[WHAT TO DO] Copy out all of the material exactly as presented.
· · · · · · ·
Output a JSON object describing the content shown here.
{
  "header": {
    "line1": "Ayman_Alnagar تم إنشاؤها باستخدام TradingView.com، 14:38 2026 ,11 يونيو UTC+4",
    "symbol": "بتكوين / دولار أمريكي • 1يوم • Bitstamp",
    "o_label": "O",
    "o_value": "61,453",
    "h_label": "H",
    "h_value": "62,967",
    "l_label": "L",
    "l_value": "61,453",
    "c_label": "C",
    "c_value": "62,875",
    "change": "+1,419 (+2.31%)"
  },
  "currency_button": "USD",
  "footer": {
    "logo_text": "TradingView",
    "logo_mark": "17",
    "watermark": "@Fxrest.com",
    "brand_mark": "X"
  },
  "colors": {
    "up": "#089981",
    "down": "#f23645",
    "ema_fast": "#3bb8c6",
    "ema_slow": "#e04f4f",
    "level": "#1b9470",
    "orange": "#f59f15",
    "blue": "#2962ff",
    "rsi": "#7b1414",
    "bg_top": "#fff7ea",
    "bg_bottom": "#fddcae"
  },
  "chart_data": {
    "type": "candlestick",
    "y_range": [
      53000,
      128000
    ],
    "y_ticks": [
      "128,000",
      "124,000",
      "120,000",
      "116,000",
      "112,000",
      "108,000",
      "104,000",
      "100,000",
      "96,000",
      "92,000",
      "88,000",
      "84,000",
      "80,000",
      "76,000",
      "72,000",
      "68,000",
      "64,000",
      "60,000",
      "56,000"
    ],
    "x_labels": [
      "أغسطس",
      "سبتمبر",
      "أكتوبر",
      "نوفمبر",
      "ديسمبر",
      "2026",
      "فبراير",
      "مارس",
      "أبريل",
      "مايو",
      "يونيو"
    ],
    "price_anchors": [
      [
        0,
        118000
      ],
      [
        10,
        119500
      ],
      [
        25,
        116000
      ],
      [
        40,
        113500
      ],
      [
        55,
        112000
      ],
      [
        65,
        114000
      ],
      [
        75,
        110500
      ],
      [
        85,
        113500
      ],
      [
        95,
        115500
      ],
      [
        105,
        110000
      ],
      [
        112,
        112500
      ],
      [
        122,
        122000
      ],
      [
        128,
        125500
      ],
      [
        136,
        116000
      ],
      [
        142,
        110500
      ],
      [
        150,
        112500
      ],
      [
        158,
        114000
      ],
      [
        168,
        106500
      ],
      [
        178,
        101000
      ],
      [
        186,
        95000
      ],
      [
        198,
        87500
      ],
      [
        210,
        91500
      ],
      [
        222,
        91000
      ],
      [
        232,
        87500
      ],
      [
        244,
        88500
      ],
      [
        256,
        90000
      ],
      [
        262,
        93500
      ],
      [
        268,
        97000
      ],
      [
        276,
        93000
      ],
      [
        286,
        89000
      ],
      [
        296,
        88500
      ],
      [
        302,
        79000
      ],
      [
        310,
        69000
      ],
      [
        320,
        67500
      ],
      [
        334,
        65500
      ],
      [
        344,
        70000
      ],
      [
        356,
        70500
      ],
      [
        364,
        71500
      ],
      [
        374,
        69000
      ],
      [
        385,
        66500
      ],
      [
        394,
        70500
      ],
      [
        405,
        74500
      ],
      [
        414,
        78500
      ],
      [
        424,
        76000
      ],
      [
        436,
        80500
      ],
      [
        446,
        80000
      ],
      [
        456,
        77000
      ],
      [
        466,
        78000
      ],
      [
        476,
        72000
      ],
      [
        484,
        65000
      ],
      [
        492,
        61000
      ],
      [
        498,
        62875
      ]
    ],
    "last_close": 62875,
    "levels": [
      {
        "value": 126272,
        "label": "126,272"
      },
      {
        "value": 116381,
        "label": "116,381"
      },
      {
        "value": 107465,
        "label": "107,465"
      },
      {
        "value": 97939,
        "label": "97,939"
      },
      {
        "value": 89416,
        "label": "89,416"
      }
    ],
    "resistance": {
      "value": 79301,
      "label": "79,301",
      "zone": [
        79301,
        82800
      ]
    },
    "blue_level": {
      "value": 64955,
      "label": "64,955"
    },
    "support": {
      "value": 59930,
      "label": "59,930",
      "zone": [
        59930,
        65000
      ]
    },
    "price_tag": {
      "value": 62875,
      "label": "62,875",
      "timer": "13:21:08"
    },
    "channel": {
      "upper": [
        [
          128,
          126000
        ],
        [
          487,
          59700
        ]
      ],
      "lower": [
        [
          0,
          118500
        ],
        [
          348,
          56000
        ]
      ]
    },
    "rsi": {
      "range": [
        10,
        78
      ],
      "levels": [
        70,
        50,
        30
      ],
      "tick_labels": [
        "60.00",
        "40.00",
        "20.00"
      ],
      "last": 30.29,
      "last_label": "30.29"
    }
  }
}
· · · · · · ·
[EXERCISE ANSWER]
Output a JSON object describing the content shown here.
{
  "header": {
    "line1": "Ayman_Alnagar تم إنشاؤها باستخدام TradingView.com، 14:38 2026 ,11 يونيو UTC+4",
    "symbol": "بتكوين / دولار أمريكي • 1يوم • Bitstamp",
    "o_label": "O",
    "o_value": "61,453",
    "h_label": "H",
    "h_value": "62,967",
    "l_label": "L",
    "l_value": "61,453",
    "c_label": "C",
    "c_value": "62,875",
    "change": "+1,419 (+2.31%)"
  },
  "currency_button": "USD",
  "footer": {
    "logo_text": "TradingView",
    "logo_mark": "17",
    "watermark": "@Fxrest.com",
    "brand_mark": "X"
  },
  "colors": {
    "up": "#089981",
    "down": "#f23645",
    "ema_fast": "#3bb8c6",
    "ema_slow": "#e04f4f",
    "level": "#1b9470",
    "orange": "#f59f15",
    "blue": "#2962ff",
    "rsi": "#7b1414",
    "bg_top": "#fff7ea",
    "bg_bottom": "#fddcae"
  },
  "chart_data": {
    "type": "candlestick",
    "y_range": [
      53000,
      128000
    ],
    "y_ticks": [
      "128,000",
      "124,000",
      "120,000",
      "116,000",
      "112,000",
      "108,000",
      "104,000",
      "100,000",
      "96,000",
      "92,000",
      "88,000",
      "84,000",
      "80,000",
      "76,000",
      "72,000",
      "68,000",
      "64,000",
      "60,000",
      "56,000"
    ],
    "x_labels": [
      "أغسطس",
      "سبتمبر",
      "أكتوبر",
      "نوفمبر",
      "ديسمبر",
      "2026",
      "فبراير",
      "مارس",
      "أبريل",
      "مايو",
      "يونيو"
    ],
    "price_anchors": [
      [
        0,
        118000
      ],
      [
        10,
        119500
      ],
      [
        25,
        116000
      ],
      [
        40,
        113500
      ],
      [
        55,
        112000
      ],
      [
        65,
        114000
      ],
      [
        75,
        110500
      ],
      [
        85,
        113500
      ],
      [
        95,
        115500
      ],
      [
        105,
        110000
      ],
      [
        112,
        112500
      ],
      [
        122,
        122000
      ],
      [
        128,
        125500
      ],
      [
        136,
        116000
      ],
      [
        142,
        110500
      ],
      [
        150,
        112500
      ],
      [
        158,
        114000
      ],
      [
        168,
        106500
      ],
      [
        178,
        101000
      ],
      [
        186,
        95000
      ],
      [
        198,
        87500
      ],
      [
        210,
        91500
      ],
      [
        222,
        91000
      ],
      [
        232,
        87500
      ],
      [
        244,
        88500
      ],
      [
        256,
        90000
      ],
      [
        262,
        93500
      ],
      [
        268,
        97000
      ],
      [
        276,
        93000
      ],
      [
        286,
        89000
      ],
      [
        296,
        88500
      ],
      [
        302,
        79000
      ],
      [
        310,
        69000
      ],
      [
        320,
        67500
      ],
      [
        334,
        65500
      ],
      [
        344,
        70000
      ],
      [
        356,
        70500
      ],
      [
        364,
        71500
      ],
      [
        374,
        69000
      ],
      [
        385,
        66500
      ],
      [
        394,
        70500
      ],
      [
        405,
        74500
      ],
      [
        414,
        78500
      ],
      [
        424,
        76000
      ],
      [
        436,
        80500
      ],
      [
        446,
        80000
      ],
      [
        456,
        77000
      ],
      [
        466,
        78000
      ],
      [
        476,
        72000
      ],
      [
        484,
        65000
      ],
      [
        492,
        61000
      ],
      [
        498,
        62875
      ]
    ],
    "last_close": 62875,
    "levels": [
      {
        "value": 126272,
        "label": "126,272"
      },
      {
        "value": 116381,
        "label": "116,381"
      },
      {
        "value": 107465,
        "label": "107,465"
      },
      {
        "value": 97939,
        "label": "97,939"
      },
      {
        "value": 89416,
        "label": "89,416"
      }
    ],
    "resistance": {
      "value": 79301,
      "label": "79,301",
      "zone": [
        79301,
        82800
      ]
    },
    "blue_level": {
      "value": 64955,
      "label": "64,955"
    },
    "support": {
      "value": 59930,
      "label": "59,930",
      "zone": [
        59930,
        65000
      ]
    },
    "price_tag": {
      "value": 62875,
      "label": "62,875",
      "timer": "13:21:08"
    },
    "channel": {
      "upper": [
        [
          128,
          126000
        ],
        [
          487,
          59700
        ]
      ],
      "lower": [
        [
          0,
          118500
        ],
        [
          348,
          56000
        ]
      ]
    },
    "rsi": {
      "range": [
        10,
        78
      ],
      "levels": [
        70,
        50,
        30
      ],
      "tick_labels": [
        "60.00",
        "40.00",
        "20.00"
      ],
      "last": 30.29,
      "last_label": "30.29"
    }
  }
}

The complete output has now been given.